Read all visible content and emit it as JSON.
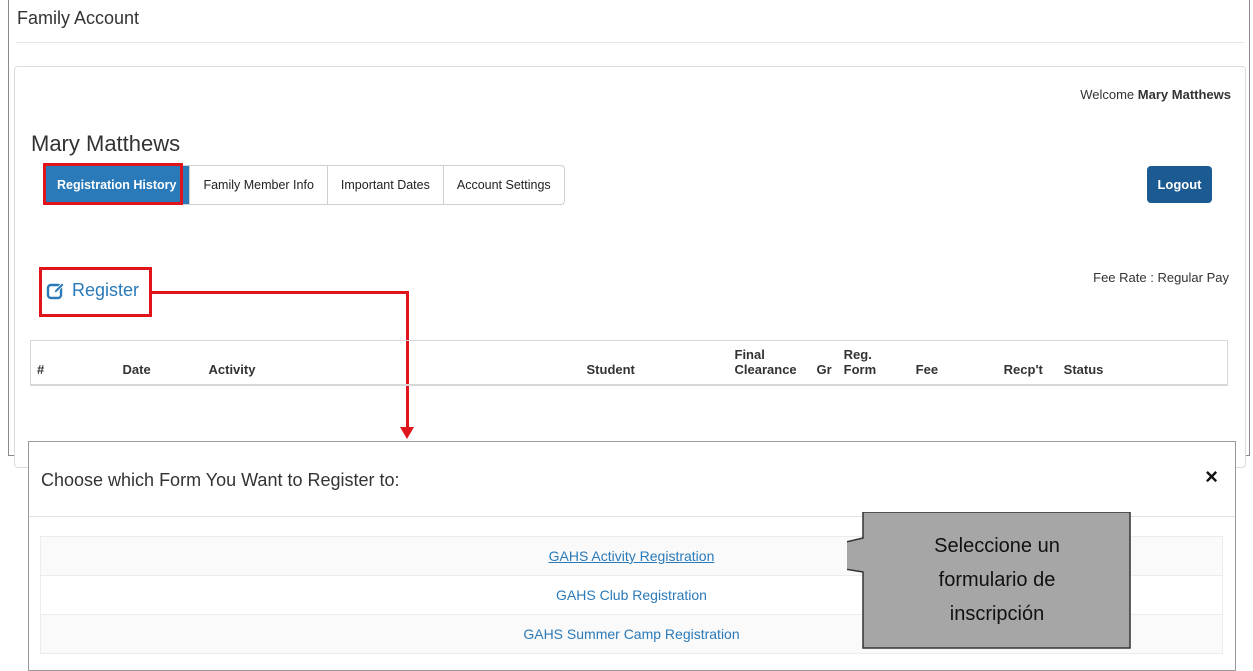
{
  "page": {
    "header": "Family Account"
  },
  "welcome": {
    "prefix": "Welcome",
    "name": "Mary Matthews"
  },
  "user_name": "Mary Matthews",
  "tabs": [
    {
      "label": "Registration History",
      "active": true
    },
    {
      "label": "Family Member Info",
      "active": false
    },
    {
      "label": "Important Dates",
      "active": false
    },
    {
      "label": "Account Settings",
      "active": false
    }
  ],
  "logout_label": "Logout",
  "fee_rate": "Fee Rate : Regular Pay",
  "register": {
    "label": "Register",
    "icon": "edit-icon"
  },
  "table": {
    "headers": [
      "#",
      "Date",
      "Activity",
      "Student",
      "Final Clearance",
      "Gr",
      "Reg. Form",
      "Fee",
      "Recp't",
      "Status"
    ]
  },
  "modal": {
    "title": "Choose which Form You Want to Register to:",
    "close": "×",
    "forms": [
      "GAHS Activity Registration",
      "GAHS Club Registration",
      "GAHS Summer Camp Registration"
    ]
  },
  "callout": {
    "text_lines": [
      "Seleccione un",
      "formulario de",
      "inscripción"
    ]
  },
  "colors": {
    "accent": "#2a7ab9",
    "logout": "#1b5b92",
    "highlight": "#e0141b",
    "callout_fill": "#a6a6a6"
  }
}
----
Pick out all the lines with the word "Registration" in them and copy them.

      "label": "Registration History",
      "GAHS Activity Registration",
      "GAHS Club Registration",
      "GAHS Summer Camp Registration"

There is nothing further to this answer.